Exercise aim:
Find every line with the word "JSON" and report how many there are, without any other text.
-- begin --
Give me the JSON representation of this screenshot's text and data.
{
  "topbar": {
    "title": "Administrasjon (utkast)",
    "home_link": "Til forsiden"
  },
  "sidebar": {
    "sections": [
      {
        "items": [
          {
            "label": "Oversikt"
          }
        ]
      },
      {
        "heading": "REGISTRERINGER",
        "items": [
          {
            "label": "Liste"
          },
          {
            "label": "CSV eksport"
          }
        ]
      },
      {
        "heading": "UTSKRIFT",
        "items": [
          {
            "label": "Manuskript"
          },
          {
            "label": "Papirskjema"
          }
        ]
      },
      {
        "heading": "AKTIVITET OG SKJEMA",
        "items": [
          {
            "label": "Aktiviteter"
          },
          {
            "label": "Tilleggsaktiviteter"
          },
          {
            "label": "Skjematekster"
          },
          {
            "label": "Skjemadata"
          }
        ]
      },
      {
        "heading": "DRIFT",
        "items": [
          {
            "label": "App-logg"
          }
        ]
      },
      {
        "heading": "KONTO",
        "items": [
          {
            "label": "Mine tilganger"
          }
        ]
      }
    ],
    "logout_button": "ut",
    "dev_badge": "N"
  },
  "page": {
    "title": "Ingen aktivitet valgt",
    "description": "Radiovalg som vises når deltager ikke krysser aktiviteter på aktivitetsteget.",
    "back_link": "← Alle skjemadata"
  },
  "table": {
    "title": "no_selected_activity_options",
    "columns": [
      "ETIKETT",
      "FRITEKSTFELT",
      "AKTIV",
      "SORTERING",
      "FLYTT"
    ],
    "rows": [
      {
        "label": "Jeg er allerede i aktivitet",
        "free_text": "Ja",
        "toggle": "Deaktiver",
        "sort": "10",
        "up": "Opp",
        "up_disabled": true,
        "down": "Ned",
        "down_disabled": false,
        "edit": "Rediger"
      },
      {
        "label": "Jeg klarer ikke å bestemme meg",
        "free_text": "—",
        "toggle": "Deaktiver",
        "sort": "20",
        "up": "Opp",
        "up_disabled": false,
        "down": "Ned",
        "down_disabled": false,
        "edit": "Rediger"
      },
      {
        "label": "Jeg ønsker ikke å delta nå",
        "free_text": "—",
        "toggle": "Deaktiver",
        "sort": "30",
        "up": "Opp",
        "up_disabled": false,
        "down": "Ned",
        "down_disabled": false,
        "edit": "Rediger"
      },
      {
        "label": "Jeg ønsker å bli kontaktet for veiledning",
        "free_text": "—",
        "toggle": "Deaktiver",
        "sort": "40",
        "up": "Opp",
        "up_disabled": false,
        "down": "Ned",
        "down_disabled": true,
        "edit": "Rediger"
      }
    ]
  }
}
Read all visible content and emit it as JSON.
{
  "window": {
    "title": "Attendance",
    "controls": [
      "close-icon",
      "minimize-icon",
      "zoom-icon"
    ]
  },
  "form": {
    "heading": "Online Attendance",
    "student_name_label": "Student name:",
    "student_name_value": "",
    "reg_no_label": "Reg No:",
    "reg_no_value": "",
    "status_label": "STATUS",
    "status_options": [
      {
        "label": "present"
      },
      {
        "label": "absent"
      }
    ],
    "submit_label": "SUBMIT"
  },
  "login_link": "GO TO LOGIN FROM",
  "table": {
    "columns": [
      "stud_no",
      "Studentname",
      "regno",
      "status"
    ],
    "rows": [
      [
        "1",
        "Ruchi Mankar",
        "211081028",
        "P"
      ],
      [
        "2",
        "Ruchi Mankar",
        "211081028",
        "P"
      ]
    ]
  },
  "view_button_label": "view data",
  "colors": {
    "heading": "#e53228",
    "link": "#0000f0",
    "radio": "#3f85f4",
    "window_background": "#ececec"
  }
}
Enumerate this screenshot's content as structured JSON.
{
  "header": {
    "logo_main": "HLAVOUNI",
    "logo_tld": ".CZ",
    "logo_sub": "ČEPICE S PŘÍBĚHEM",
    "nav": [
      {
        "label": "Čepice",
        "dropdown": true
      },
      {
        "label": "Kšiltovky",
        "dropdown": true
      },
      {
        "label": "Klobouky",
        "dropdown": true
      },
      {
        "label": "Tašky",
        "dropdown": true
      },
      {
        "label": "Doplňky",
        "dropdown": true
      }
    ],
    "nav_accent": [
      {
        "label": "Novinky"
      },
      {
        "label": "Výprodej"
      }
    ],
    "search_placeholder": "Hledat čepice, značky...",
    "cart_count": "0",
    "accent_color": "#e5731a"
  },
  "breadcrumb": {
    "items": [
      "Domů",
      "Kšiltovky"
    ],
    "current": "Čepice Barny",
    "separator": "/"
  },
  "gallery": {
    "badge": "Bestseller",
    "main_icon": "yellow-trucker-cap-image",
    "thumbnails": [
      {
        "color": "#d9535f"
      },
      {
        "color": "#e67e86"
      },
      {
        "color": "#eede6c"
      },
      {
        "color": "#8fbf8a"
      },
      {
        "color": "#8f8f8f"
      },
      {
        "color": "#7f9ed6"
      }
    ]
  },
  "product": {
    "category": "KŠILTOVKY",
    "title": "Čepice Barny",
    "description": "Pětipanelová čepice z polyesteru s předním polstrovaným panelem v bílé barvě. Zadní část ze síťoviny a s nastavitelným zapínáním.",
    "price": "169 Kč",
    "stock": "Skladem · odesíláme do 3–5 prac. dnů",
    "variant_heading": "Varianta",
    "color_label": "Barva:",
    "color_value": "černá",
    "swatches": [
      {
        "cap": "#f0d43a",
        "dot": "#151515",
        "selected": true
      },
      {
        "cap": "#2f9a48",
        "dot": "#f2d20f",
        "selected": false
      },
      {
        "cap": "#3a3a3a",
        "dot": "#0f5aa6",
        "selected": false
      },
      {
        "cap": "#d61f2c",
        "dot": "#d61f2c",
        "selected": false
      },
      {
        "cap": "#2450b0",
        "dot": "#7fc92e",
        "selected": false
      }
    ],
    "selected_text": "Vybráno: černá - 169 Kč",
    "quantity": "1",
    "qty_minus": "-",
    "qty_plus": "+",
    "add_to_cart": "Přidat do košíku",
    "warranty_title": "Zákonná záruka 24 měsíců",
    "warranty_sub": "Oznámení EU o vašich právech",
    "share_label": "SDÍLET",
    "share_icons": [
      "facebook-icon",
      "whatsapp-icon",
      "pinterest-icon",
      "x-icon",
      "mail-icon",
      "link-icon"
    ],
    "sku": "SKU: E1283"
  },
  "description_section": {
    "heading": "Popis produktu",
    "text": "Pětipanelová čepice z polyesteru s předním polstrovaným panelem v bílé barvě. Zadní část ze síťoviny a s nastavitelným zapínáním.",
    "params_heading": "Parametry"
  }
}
-- end --
Finished answer:
3